About this exercise: Please copy the whole limitations passage word for word.

The analysis we present is subject to a number of limitations, some of which suggest avenues for future research. First, our data is essentially cross-sectional and so at the moment we are observing correlations rather than causation. It may be possible in the future to develop a more longitudinal perspective but the slow evolution of our two key explanatory variables for any locality creates significant challenges in establishing causality. However, differences in innovation trajectories related to local policy differences or interventions could be explored to consider ‘what works’ in addressing rural or other localised innovation disadvantages. Second, our analysis focuses on firms’ holdings of intellectual property as an innovation indictor. These population indicators provide the key to our spatial analysis but provide only a partial view of firms’ innovation activity. It tells us nothing, for example, about the economic value of firms’ innovation activity or their innovation returns. Allocation effects may also be important where intellectual property holdings are concentrated in firms’ headquarters, a geography which may be different to that of the invention itself. Our use of holding of intellectual property also focuses attention on areas’ cumulative stocks of knowledge. A complementary analysis could usefully focus on areas’ current innovation outcomes which are likely to depend on a balance of local, sectoral and cyclical factors. Finally, our focus is on intellectual property held only by firms. Other organisations such as public sector bodies, universities, colleges may also hold intellectual property and for the moment these are excluded from our analysis. Future work could usefully include these other innovation ecosystem actors both as innovators in their own right but also as potential contributors to the innovation outcomes of co-located firms (Rammer et al., Citation2020).

(Collected data)
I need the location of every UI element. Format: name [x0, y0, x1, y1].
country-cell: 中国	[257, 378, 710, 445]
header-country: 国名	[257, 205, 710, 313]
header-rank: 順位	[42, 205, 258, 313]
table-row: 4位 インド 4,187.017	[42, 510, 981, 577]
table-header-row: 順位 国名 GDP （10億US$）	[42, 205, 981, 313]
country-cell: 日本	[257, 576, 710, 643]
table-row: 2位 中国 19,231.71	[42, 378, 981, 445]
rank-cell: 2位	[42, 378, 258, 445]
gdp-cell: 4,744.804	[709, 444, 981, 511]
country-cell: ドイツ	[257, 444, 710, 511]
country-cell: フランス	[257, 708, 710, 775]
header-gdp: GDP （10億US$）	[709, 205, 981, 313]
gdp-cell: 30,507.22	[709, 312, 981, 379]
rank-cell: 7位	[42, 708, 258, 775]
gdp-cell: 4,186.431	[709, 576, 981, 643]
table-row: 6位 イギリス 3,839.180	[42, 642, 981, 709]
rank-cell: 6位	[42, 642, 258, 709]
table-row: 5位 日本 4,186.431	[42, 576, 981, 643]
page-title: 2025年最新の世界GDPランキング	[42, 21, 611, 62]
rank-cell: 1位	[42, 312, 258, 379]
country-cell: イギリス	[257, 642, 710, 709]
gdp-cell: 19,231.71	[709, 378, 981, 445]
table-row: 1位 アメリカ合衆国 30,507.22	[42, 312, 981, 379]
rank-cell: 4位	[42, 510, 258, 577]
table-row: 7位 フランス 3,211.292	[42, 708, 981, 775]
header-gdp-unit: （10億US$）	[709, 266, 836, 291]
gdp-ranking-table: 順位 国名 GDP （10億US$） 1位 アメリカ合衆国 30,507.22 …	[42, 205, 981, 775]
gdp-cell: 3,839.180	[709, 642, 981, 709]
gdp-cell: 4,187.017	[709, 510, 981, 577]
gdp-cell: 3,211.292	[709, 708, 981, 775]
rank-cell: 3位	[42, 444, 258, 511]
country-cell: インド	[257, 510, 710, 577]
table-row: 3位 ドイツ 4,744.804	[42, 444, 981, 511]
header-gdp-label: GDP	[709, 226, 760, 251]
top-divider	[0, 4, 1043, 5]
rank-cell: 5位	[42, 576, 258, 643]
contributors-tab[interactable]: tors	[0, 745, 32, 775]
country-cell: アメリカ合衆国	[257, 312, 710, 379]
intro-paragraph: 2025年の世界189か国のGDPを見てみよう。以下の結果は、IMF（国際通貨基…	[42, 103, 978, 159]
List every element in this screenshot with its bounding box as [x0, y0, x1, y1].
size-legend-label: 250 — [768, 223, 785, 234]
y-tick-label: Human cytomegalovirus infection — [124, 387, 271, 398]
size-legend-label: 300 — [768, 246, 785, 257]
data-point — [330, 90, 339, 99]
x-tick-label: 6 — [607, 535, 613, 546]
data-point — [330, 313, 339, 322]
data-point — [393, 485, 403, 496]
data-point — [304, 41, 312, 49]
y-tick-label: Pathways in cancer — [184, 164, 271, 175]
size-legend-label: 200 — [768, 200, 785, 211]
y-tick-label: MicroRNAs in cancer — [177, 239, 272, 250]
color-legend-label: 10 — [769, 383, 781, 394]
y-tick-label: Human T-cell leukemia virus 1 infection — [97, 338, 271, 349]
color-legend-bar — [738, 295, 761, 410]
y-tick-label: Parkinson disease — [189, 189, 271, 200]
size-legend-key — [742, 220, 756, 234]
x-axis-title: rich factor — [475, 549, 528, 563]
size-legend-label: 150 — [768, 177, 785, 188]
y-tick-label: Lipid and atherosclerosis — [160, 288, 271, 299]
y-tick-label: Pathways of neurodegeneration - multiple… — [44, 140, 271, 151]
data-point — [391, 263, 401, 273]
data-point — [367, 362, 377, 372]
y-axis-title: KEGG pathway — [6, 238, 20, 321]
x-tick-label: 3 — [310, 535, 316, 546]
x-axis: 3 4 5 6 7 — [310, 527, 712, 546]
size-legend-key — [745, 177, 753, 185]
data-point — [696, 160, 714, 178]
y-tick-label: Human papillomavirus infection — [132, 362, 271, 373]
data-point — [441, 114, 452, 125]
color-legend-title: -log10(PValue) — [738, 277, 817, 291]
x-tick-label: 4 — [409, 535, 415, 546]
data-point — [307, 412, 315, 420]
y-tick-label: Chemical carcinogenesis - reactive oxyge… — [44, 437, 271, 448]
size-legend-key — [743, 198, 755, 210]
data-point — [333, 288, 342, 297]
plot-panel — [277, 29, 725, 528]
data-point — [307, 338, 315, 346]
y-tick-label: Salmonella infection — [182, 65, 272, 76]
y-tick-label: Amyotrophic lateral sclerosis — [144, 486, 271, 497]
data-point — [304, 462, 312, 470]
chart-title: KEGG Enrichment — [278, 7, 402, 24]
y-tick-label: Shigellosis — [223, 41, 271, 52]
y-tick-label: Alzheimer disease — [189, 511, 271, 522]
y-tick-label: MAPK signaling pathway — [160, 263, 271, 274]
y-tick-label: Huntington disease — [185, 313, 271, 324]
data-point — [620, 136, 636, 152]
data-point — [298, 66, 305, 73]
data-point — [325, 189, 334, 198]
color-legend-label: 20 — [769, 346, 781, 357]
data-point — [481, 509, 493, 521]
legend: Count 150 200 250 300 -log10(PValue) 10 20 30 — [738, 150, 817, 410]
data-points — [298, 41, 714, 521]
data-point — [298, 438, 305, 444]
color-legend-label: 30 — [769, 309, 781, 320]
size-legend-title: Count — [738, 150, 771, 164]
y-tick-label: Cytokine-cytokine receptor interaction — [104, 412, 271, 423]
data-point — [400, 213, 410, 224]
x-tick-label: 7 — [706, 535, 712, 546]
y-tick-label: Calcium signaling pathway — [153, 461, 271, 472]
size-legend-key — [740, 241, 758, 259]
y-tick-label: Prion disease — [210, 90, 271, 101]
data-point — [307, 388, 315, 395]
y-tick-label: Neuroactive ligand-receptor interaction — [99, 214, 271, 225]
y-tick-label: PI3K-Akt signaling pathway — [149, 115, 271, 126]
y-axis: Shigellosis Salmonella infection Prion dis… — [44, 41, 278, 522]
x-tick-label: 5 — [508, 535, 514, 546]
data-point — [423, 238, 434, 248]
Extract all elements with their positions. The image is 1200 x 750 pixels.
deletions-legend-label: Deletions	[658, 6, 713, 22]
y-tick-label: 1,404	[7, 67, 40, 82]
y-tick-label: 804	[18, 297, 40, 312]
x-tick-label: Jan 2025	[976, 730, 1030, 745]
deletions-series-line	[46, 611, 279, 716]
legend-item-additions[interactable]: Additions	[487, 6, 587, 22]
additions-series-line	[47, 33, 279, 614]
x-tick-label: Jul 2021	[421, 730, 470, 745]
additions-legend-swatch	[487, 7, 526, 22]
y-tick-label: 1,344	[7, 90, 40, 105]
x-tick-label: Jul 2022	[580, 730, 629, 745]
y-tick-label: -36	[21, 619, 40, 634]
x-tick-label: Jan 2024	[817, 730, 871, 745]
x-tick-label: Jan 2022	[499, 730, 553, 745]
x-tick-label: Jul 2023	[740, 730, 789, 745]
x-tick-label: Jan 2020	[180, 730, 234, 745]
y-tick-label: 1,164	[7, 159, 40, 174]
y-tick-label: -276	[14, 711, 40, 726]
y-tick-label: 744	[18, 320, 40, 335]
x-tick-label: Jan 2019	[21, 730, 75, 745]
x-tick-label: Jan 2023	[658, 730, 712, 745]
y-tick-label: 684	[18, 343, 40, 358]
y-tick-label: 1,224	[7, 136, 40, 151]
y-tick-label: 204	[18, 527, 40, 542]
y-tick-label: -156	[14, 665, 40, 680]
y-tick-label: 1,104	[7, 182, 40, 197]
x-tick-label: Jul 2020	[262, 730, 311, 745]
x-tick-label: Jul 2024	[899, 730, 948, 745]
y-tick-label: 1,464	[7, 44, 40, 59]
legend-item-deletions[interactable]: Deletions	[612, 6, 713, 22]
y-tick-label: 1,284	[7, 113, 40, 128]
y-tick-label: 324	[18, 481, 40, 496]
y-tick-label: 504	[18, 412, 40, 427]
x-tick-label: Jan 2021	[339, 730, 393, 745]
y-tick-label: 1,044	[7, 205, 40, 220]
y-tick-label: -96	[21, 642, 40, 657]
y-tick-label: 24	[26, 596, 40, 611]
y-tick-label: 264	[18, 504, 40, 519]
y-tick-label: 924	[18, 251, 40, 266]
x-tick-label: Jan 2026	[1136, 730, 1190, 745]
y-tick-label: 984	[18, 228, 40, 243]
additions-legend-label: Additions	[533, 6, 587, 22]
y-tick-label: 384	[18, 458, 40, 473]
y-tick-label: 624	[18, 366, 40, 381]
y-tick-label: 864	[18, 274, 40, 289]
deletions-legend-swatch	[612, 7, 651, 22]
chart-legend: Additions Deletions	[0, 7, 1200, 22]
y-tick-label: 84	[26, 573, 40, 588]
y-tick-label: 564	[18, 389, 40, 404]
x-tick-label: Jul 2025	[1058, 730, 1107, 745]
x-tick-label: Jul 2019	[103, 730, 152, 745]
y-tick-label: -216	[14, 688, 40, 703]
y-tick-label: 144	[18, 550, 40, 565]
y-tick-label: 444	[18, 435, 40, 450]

Task answer:
The analysis we present is subject to a number of limitations, some of which suggest avenues for future research. First, our data is essentially cross-sectional and so at the moment we are observing correlations rather than causation. It may be possible in the future to develop a more longitudinal perspective but the slow evolution of our two key explanatory variables for any locality creates significant challenges in establishing causality. However, differences in innovation trajectories related to local policy differences or interventions could be explored to consider ‘what works’ in addressing rural or other localised innovation disadvantages. Second, our analysis focuses on firms’ holdings of intellectual property as an innovation indictor. These population indicators provide the key to our spatial analysis but provide only a partial view of firms’ innovation activity. It tells us nothing, for example, about the economic value of firms’ innovation activity or their innovation returns. Allocation effects may also be important where intellectual property holdings are concentrated in firms’ headquarters, a geography which may be different to that of the invention itself. Our use of holding of intellectual property also focuses attention on areas’ cumulative stocks of knowledge. A complementary analysis could usefully focus on areas’ current innovation outcomes which are likely to depend on a balance of local, sectoral and cyclical factors. Finally, our focus is on intellectual property held only by firms. Other organisations such as public sector bodies, universities, colleges may also hold intellectual property and for the moment these are excluded from our analysis. Future work could usefully include these other innovation ecosystem actors both as innovators in their own right but also as potential contributors to the innovation outcomes of co-located firms (Rammer et al., Citation2020).